[WHAT IS REQUIRED] Render the following material again verbatim, leaving nothing out.

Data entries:
· · · ·
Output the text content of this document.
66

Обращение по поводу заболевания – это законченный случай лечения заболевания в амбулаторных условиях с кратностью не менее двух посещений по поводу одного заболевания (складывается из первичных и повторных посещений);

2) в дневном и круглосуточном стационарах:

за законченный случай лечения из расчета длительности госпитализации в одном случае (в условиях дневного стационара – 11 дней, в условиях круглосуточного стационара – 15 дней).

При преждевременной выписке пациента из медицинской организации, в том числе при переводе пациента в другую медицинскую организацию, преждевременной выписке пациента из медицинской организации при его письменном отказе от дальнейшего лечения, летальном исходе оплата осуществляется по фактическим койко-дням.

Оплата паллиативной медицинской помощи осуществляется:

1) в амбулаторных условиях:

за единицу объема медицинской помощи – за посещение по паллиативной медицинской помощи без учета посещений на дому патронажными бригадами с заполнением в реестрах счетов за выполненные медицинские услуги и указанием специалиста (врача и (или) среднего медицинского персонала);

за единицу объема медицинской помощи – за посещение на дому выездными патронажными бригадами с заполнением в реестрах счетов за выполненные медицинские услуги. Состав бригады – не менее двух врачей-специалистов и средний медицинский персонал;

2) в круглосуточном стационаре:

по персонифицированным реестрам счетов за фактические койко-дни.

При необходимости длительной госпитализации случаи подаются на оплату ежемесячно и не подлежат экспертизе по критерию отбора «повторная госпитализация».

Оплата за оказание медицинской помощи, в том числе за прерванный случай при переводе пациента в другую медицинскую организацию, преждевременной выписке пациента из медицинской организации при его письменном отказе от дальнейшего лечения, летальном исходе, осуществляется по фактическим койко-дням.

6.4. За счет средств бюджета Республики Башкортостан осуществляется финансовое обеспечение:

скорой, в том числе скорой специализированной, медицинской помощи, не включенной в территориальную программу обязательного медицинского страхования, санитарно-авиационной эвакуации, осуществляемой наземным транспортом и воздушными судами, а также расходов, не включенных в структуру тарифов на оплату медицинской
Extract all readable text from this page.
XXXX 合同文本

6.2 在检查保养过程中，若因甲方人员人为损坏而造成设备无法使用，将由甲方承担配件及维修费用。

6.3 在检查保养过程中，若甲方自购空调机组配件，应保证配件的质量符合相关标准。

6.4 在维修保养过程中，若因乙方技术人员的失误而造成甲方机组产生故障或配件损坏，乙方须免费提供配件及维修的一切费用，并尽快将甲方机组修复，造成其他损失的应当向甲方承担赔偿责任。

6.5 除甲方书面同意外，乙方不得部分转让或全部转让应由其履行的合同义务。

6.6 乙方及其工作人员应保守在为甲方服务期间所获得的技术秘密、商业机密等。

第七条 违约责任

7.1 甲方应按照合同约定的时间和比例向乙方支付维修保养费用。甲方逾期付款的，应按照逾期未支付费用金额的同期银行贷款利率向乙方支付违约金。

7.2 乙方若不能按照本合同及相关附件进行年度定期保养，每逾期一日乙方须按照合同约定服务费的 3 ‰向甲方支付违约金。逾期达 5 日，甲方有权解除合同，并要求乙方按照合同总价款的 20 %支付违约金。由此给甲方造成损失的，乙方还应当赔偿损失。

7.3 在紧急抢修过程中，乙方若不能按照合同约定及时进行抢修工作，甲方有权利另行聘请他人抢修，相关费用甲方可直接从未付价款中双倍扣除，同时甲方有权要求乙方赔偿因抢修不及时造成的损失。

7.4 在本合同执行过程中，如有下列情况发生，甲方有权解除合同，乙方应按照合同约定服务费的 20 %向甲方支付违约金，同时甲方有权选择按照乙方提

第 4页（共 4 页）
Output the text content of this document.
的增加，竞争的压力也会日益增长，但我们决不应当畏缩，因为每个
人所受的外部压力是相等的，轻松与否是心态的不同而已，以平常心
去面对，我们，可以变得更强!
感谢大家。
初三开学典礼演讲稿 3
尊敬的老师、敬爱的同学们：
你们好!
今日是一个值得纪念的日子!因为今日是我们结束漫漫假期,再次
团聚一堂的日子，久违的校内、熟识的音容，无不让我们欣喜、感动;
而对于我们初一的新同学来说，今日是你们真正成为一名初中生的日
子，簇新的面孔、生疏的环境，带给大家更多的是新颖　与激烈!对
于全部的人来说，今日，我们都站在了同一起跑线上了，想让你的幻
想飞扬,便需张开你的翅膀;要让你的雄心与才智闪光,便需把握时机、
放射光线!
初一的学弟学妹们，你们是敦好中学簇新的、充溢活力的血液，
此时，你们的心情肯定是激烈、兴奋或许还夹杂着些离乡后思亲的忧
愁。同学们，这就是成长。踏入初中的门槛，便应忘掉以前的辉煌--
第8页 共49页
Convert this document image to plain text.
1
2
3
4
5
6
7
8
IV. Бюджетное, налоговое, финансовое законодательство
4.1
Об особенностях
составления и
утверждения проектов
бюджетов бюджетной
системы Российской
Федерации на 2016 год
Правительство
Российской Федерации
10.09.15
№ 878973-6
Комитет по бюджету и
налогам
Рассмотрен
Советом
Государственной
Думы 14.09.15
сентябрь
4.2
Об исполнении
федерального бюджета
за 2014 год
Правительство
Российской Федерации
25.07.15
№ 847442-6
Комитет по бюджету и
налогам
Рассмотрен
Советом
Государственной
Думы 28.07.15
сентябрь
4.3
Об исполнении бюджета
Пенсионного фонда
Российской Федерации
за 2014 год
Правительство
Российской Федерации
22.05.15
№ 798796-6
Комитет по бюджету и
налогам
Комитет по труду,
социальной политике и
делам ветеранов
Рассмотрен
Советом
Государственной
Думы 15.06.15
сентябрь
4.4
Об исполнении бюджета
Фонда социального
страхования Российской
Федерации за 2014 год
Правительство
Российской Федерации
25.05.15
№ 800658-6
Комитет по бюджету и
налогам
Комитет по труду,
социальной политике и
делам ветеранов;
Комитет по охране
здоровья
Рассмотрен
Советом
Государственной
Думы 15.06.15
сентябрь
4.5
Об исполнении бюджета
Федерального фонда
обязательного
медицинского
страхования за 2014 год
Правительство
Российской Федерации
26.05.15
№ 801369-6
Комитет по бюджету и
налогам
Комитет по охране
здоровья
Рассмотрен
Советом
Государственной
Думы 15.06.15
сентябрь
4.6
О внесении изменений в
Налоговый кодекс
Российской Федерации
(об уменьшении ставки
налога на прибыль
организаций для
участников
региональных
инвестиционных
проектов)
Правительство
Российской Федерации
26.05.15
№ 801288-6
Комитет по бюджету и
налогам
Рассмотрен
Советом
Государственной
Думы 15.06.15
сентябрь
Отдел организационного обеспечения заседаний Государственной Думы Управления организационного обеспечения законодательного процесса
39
· · · ·
[THE RESPONSE]
Output the text content of this document.
66

Обращение по поводу заболевания – это законченный случай лечения заболевания в амбулаторных условиях с кратностью не менее двух посещений по поводу одного заболевания (складывается из первичных и повторных посещений);

2) в дневном и круглосуточном стационарах:

за законченный случай лечения из расчета длительности госпитализации в одном случае (в условиях дневного стационара – 11 дней, в условиях круглосуточного стационара – 15 дней).

При преждевременной выписке пациента из медицинской организации, в том числе при переводе пациента в другую медицинскую организацию, преждевременной выписке пациента из медицинской организации при его письменном отказе от дальнейшего лечения, летальном исходе оплата осуществляется по фактическим койко-дням.

Оплата паллиативной медицинской помощи осуществляется:

1) в амбулаторных условиях:

за единицу объема медицинской помощи – за посещение по паллиативной медицинской помощи без учета посещений на дому патронажными бригадами с заполнением в реестрах счетов за выполненные медицинские услуги и указанием специалиста (врача и (или) среднего медицинского персонала);

за единицу объема медицинской помощи – за посещение на дому выездными патронажными бригадами с заполнением в реестрах счетов за выполненные медицинские услуги. Состав бригады – не менее двух врачей-специалистов и средний медицинский персонал;

2) в круглосуточном стационаре:

по персонифицированным реестрам счетов за фактические койко-дни.

При необходимости длительной госпитализации случаи подаются на оплату ежемесячно и не подлежат экспертизе по критерию отбора «повторная госпитализация».

Оплата за оказание медицинской помощи, в том числе за прерванный случай при переводе пациента в другую медицинскую организацию, преждевременной выписке пациента из медицинской организации при его письменном отказе от дальнейшего лечения, летальном исходе, осуществляется по фактическим койко-дням.

6.4. За счет средств бюджета Республики Башкортостан осуществляется финансовое обеспечение:

скорой, в том числе скорой специализированной, медицинской помощи, не включенной в территориальную программу обязательного медицинского страхования, санитарно-авиационной эвакуации, осуществляемой наземным транспортом и воздушными судами, а также расходов, не включенных в структуру тарифов на оплату медицинской
Extract all readable text from this page.
XXXX 合同文本

6.2 在检查保养过程中，若因甲方人员人为损坏而造成设备无法使用，将由甲方承担配件及维修费用。

6.3 在检查保养过程中，若甲方自购空调机组配件，应保证配件的质量符合相关标准。

6.4 在维修保养过程中，若因乙方技术人员的失误而造成甲方机组产生故障或配件损坏，乙方须免费提供配件及维修的一切费用，并尽快将甲方机组修复，造成其他损失的应当向甲方承担赔偿责任。

6.5 除甲方书面同意外，乙方不得部分转让或全部转让应由其履行的合同义务。

6.6 乙方及其工作人员应保守在为甲方服务期间所获得的技术秘密、商业机密等。

第七条 违约责任

7.1 甲方应按照合同约定的时间和比例向乙方支付维修保养费用。甲方逾期付款的，应按照逾期未支付费用金额的同期银行贷款利率向乙方支付违约金。

7.2 乙方若不能按照本合同及相关附件进行年度定期保养，每逾期一日乙方须按照合同约定服务费的 3 ‰向甲方支付违约金。逾期达 5 日，甲方有权解除合同，并要求乙方按照合同总价款的 20 %支付违约金。由此给甲方造成损失的，乙方还应当赔偿损失。

7.3 在紧急抢修过程中，乙方若不能按照合同约定及时进行抢修工作，甲方有权利另行聘请他人抢修，相关费用甲方可直接从未付价款中双倍扣除，同时甲方有权要求乙方赔偿因抢修不及时造成的损失。

7.4 在本合同执行过程中，如有下列情况发生，甲方有权解除合同，乙方应按照合同约定服务费的 20 %向甲方支付违约金，同时甲方有权选择按照乙方提

第 4页（共 4 页）
Output the text content of this document.
的增加，竞争的压力也会日益增长，但我们决不应当畏缩，因为每个
人所受的外部压力是相等的，轻松与否是心态的不同而已，以平常心
去面对，我们，可以变得更强!
感谢大家。
初三开学典礼演讲稿 3
尊敬的老师、敬爱的同学们：
你们好!
今日是一个值得纪念的日子!因为今日是我们结束漫漫假期,再次
团聚一堂的日子，久违的校内、熟识的音容，无不让我们欣喜、感动;
而对于我们初一的新同学来说，今日是你们真正成为一名初中生的日
子，簇新的面孔、生疏的环境，带给大家更多的是新颖　与激烈!对
于全部的人来说，今日，我们都站在了同一起跑线上了，想让你的幻
想飞扬,便需张开你的翅膀;要让你的雄心与才智闪光,便需把握时机、
放射光线!
初一的学弟学妹们，你们是敦好中学簇新的、充溢活力的血液，
此时，你们的心情肯定是激烈、兴奋或许还夹杂着些离乡后思亲的忧
愁。同学们，这就是成长。踏入初中的门槛，便应忘掉以前的辉煌--
第8页 共49页
Convert this document image to plain text.
1
2
3
4
5
6
7
8
IV. Бюджетное, налоговое, финансовое законодательство
4.1
Об особенностях
составления и
утверждения проектов
бюджетов бюджетной
системы Российской
Федерации на 2016 год
Правительство
Российской Федерации
10.09.15
№ 878973-6
Комитет по бюджету и
налогам
Рассмотрен
Советом
Государственной
Думы 14.09.15
сентябрь
4.2
Об исполнении
федерального бюджета
за 2014 год
Правительство
Российской Федерации
25.07.15
№ 847442-6
Комитет по бюджету и
налогам
Рассмотрен
Советом
Государственной
Думы 28.07.15
сентябрь
4.3
Об исполнении бюджета
Пенсионного фонда
Российской Федерации
за 2014 год
Правительство
Российской Федерации
22.05.15
№ 798796-6
Комитет по бюджету и
налогам
Комитет по труду,
социальной политике и
делам ветеранов
Рассмотрен
Советом
Государственной
Думы 15.06.15
сентябрь
4.4
Об исполнении бюджета
Фонда социального
страхования Российской
Федерации за 2014 год
Правительство
Российской Федерации
25.05.15
№ 800658-6
Комитет по бюджету и
налогам
Комитет по труду,
социальной политике и
делам ветеранов;
Комитет по охране
здоровья
Рассмотрен
Советом
Государственной
Думы 15.06.15
сентябрь
4.5
Об исполнении бюджета
Федерального фонда
обязательного
медицинского
страхования за 2014 год
Правительство
Российской Федерации
26.05.15
№ 801369-6
Комитет по бюджету и
налогам
Комитет по охране
здоровья
Рассмотрен
Советом
Государственной
Думы 15.06.15
сентябрь
4.6
О внесении изменений в
Налоговый кодекс
Российской Федерации
(об уменьшении ставки
налога на прибыль
организаций для
участников
региональных
инвестиционных
проектов)
Правительство
Российской Федерации
26.05.15
№ 801288-6
Комитет по бюджету и
налогам
Рассмотрен
Советом
Государственной
Думы 15.06.15
сентябрь
Отдел организационного обеспечения заседаний Государственной Думы Управления организационного обеспечения законодательного процесса
39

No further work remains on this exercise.